_To be done_
Search the material below for the word "Choose" and copy every line in which it occurs.

▬▬▬

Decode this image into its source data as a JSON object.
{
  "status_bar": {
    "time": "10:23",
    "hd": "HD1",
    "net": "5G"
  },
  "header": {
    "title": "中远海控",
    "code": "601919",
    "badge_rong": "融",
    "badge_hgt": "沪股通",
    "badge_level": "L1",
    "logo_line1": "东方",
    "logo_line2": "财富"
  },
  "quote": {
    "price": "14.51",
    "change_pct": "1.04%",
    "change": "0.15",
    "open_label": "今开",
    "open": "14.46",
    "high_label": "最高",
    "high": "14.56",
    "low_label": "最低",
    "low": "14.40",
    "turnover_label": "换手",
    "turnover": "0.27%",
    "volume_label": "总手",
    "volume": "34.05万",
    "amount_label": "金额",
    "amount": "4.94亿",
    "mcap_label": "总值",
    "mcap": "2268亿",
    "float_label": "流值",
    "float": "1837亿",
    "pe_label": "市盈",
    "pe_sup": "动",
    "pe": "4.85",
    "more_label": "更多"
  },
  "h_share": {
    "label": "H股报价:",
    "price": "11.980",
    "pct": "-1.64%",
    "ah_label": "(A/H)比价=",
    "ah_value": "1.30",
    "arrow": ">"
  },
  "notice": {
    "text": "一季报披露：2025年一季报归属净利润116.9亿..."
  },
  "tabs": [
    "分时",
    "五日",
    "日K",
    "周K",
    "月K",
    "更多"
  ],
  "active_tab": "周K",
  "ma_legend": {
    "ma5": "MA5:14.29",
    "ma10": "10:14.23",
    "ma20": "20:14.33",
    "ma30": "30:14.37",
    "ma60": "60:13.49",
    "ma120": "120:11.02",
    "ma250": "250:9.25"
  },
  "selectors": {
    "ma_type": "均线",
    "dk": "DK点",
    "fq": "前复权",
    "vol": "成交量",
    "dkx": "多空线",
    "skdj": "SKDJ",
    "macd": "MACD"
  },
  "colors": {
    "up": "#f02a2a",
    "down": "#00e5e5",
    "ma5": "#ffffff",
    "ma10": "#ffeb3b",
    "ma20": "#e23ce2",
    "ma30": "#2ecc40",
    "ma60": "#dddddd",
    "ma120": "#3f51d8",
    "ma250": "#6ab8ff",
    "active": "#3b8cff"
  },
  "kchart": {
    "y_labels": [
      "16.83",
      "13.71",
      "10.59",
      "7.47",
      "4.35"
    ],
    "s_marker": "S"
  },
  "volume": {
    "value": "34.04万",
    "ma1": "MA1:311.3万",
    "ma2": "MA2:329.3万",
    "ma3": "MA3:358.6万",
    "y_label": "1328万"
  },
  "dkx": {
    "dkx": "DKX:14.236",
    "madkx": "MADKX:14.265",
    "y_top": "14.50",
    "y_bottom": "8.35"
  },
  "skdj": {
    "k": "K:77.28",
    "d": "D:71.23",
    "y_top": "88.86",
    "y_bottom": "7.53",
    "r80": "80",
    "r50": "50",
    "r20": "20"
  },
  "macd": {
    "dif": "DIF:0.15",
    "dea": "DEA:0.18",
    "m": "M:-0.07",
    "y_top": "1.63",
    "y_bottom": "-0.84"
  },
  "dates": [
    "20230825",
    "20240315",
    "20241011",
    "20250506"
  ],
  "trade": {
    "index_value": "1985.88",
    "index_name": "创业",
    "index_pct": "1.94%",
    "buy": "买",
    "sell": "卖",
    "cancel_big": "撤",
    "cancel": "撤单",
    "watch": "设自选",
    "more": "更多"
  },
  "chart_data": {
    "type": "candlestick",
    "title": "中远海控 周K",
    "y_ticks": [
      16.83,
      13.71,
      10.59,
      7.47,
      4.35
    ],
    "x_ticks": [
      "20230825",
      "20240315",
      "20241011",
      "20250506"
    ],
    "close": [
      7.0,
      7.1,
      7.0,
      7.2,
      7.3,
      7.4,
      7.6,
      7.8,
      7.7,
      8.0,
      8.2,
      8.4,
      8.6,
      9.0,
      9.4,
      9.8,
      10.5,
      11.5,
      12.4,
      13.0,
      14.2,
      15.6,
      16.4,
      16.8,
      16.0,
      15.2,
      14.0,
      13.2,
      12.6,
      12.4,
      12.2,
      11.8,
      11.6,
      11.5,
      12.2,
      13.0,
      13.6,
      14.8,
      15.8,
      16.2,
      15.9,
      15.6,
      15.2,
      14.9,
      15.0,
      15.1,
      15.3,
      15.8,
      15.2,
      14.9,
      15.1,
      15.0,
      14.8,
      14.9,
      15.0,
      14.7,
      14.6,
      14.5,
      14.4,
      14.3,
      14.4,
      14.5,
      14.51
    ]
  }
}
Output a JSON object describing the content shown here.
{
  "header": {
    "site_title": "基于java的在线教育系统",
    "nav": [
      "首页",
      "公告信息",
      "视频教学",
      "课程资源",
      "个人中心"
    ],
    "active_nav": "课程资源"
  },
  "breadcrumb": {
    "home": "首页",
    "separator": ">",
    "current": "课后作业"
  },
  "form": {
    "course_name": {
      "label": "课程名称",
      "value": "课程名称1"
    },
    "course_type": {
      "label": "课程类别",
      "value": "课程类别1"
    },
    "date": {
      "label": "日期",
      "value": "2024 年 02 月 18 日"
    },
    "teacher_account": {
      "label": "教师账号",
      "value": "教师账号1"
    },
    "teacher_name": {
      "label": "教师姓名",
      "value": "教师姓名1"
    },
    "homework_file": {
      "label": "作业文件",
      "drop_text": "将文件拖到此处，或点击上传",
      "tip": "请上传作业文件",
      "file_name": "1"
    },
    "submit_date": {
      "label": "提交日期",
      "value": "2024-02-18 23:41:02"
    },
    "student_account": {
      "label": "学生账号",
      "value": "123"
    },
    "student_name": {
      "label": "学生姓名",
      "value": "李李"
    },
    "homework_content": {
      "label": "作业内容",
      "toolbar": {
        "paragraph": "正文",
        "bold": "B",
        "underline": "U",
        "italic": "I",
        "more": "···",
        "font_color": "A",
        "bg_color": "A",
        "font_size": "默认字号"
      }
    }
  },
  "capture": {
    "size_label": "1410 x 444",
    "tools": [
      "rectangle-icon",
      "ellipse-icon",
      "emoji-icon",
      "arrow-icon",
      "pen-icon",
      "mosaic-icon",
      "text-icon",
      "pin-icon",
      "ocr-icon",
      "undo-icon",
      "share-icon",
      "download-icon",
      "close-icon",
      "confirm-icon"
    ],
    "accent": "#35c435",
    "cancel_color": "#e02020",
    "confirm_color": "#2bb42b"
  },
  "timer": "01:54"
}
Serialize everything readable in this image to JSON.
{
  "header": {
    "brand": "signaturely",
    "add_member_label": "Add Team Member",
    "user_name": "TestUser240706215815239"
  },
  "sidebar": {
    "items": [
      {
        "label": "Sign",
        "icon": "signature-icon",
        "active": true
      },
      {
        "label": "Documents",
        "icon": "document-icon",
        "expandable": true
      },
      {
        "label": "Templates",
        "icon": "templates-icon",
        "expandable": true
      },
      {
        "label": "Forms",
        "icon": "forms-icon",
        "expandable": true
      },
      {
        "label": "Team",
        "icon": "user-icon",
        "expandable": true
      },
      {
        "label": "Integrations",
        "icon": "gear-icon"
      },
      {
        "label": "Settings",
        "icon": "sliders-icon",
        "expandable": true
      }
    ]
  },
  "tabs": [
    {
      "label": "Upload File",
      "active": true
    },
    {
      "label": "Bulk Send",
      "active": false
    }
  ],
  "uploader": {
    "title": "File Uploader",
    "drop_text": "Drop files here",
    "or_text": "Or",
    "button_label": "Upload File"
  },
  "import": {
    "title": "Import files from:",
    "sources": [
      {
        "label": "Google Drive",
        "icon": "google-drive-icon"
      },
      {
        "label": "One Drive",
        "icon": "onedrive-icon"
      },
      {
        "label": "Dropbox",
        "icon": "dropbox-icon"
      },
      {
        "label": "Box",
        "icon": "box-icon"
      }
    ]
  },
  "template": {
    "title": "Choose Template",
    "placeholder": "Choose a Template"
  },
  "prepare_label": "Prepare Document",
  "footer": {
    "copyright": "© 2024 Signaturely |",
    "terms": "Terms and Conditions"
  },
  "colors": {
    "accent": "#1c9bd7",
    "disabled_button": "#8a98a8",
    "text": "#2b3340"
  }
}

▬▬▬

_Solution for this problem_
    "title": "Choose Template",
    "placeholder": "Choose a Template"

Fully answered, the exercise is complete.